Stated task ->
Extract every entry word for word. Skip the pictures.

Records for this task ->

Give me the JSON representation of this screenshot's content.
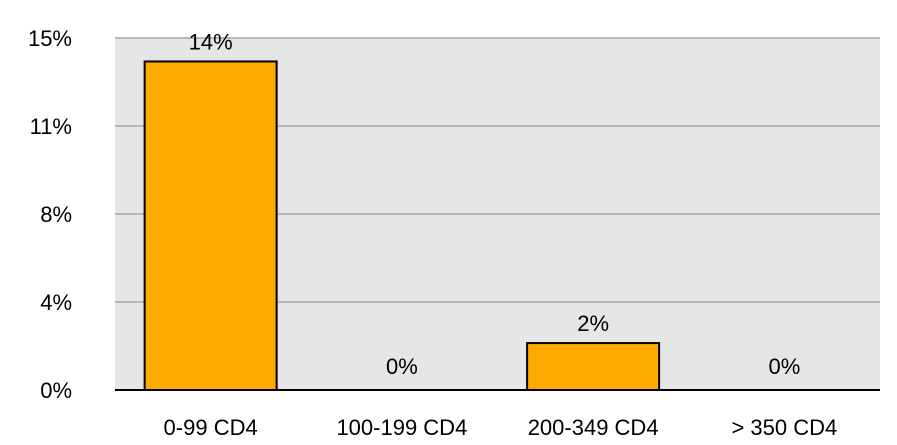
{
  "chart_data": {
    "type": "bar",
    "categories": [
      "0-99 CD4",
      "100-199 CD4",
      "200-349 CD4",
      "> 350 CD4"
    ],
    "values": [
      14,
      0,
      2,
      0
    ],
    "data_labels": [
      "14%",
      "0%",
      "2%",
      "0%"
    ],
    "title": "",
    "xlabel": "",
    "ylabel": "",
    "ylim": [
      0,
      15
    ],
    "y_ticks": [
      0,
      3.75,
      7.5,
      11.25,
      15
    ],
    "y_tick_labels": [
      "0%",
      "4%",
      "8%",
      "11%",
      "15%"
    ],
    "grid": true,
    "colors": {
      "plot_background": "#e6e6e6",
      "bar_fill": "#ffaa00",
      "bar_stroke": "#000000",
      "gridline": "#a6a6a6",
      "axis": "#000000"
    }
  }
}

Complete output ->
Give me the JSON representation of this screenshot's content.
{
  "chart_data": {
    "type": "bar",
    "categories": [
      "0-99 CD4",
      "100-199 CD4",
      "200-349 CD4",
      "> 350 CD4"
    ],
    "values": [
      14,
      0,
      2,
      0
    ],
    "data_labels": [
      "14%",
      "0%",
      "2%",
      "0%"
    ],
    "title": "",
    "xlabel": "",
    "ylabel": "",
    "ylim": [
      0,
      15
    ],
    "y_ticks": [
      0,
      3.75,
      7.5,
      11.25,
      15
    ],
    "y_tick_labels": [
      "0%",
      "4%",
      "8%",
      "11%",
      "15%"
    ],
    "grid": true,
    "colors": {
      "plot_background": "#e6e6e6",
      "bar_fill": "#ffaa00",
      "bar_stroke": "#000000",
      "gridline": "#a6a6a6",
      "axis": "#000000"
    }
  }
}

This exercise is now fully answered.